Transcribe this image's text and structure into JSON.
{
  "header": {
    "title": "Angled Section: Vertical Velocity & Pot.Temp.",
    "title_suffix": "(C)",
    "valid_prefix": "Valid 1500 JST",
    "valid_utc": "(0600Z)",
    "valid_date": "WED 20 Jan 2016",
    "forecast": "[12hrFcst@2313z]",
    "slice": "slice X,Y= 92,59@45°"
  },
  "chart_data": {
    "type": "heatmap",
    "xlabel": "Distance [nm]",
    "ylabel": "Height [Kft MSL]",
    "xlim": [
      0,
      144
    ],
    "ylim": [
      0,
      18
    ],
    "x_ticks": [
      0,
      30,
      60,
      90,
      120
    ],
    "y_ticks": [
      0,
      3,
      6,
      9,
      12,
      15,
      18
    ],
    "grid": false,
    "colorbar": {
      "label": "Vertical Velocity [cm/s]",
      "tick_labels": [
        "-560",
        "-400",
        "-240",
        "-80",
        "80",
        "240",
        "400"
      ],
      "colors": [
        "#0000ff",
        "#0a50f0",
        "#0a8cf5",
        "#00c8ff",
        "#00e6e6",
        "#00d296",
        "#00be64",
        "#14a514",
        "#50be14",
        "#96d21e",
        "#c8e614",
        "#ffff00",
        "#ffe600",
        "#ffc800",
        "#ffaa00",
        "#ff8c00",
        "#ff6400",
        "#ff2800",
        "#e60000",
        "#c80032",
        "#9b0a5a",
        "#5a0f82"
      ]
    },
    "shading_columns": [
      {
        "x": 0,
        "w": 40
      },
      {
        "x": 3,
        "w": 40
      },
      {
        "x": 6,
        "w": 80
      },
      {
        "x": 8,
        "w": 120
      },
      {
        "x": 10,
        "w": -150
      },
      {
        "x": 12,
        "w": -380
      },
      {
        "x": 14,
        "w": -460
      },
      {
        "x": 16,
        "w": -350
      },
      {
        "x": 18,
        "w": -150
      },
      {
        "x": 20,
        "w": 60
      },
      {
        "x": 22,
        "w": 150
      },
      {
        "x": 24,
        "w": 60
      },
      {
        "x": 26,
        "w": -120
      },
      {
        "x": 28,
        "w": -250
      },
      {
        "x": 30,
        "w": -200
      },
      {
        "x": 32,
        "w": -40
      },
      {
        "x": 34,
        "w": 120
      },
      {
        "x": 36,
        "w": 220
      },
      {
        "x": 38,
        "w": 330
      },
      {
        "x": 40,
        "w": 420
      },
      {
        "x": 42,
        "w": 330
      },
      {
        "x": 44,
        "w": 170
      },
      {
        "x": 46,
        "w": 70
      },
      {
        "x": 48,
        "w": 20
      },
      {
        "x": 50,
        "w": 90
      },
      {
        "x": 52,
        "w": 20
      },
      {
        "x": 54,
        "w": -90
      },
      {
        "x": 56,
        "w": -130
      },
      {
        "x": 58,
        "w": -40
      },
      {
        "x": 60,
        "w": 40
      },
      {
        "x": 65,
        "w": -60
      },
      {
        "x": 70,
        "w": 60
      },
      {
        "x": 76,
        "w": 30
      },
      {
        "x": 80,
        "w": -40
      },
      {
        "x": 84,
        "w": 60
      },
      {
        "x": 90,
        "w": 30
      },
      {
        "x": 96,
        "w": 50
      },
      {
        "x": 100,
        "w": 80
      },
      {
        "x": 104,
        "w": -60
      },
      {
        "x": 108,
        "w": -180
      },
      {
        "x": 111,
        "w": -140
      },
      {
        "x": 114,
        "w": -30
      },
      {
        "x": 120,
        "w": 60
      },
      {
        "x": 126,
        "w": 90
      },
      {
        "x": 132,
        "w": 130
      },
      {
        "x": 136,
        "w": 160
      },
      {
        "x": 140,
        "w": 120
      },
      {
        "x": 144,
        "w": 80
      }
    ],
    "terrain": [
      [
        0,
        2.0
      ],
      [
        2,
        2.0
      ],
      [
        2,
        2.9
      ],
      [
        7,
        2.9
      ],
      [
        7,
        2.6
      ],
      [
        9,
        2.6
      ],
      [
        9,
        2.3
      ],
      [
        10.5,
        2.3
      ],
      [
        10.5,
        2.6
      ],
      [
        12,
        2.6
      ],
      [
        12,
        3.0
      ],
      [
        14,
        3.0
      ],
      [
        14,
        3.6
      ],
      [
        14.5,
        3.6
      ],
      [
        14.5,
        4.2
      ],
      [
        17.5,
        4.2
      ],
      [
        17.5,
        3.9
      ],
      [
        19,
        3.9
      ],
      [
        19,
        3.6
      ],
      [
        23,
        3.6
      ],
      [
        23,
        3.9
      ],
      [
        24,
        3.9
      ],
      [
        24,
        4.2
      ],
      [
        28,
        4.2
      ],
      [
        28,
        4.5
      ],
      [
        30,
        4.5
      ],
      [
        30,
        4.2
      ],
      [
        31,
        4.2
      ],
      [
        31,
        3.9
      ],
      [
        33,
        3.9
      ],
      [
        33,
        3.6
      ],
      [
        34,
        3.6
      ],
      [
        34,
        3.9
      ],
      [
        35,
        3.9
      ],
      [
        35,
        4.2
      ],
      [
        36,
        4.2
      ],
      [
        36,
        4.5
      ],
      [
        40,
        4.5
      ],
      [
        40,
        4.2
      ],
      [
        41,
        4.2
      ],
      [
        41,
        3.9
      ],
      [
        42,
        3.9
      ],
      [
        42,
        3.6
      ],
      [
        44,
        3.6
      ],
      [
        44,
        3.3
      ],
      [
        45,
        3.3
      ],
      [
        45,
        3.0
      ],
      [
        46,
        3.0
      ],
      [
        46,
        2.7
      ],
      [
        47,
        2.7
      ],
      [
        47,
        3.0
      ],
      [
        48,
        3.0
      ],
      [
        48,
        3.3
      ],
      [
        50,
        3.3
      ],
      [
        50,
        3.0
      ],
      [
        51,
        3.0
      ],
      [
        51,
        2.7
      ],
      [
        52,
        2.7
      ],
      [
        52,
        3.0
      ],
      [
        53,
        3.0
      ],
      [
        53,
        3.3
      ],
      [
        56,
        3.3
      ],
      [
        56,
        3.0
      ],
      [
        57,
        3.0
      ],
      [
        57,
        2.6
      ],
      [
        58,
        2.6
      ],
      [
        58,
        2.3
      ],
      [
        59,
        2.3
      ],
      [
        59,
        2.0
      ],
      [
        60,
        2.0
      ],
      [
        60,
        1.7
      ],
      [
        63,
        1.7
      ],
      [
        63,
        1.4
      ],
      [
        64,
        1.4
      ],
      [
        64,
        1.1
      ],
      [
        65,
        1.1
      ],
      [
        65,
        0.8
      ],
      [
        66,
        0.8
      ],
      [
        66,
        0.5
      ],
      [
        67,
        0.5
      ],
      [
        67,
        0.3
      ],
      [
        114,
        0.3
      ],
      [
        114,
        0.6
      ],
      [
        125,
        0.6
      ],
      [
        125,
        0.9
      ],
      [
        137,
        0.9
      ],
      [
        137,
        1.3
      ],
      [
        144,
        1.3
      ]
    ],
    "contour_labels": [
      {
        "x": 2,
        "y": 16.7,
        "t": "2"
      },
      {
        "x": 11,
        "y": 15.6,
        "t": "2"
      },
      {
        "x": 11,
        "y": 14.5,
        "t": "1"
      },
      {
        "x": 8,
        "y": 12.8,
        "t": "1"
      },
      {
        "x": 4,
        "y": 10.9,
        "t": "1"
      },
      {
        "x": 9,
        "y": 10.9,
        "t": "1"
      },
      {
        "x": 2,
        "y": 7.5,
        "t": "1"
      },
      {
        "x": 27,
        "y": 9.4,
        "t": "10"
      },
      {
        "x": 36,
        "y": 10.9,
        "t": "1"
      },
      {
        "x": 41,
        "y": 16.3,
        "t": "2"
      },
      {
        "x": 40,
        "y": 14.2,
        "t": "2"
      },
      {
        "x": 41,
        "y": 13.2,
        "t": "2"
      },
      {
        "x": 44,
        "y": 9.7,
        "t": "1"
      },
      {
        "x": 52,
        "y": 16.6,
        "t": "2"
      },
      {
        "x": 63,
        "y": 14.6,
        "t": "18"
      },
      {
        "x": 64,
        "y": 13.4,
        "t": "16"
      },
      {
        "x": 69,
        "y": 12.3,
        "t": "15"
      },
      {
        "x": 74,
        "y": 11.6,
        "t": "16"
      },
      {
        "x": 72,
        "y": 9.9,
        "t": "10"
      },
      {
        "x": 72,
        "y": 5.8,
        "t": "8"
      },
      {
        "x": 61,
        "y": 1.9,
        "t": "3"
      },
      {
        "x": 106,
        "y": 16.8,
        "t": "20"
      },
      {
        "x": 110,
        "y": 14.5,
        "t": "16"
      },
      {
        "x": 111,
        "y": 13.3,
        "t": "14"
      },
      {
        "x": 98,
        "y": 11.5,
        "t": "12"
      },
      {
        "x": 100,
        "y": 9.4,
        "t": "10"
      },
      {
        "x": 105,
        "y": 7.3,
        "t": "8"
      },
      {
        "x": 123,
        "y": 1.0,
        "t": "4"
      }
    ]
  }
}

○ ○ ○ ○ ○ ○ ○

Find all lines with "Vertical" in them and copy each one.

    "title": "Angled Section: Vertical Velocity & Pot.Temp.",
      "label": "Vertical Velocity [cm/s]",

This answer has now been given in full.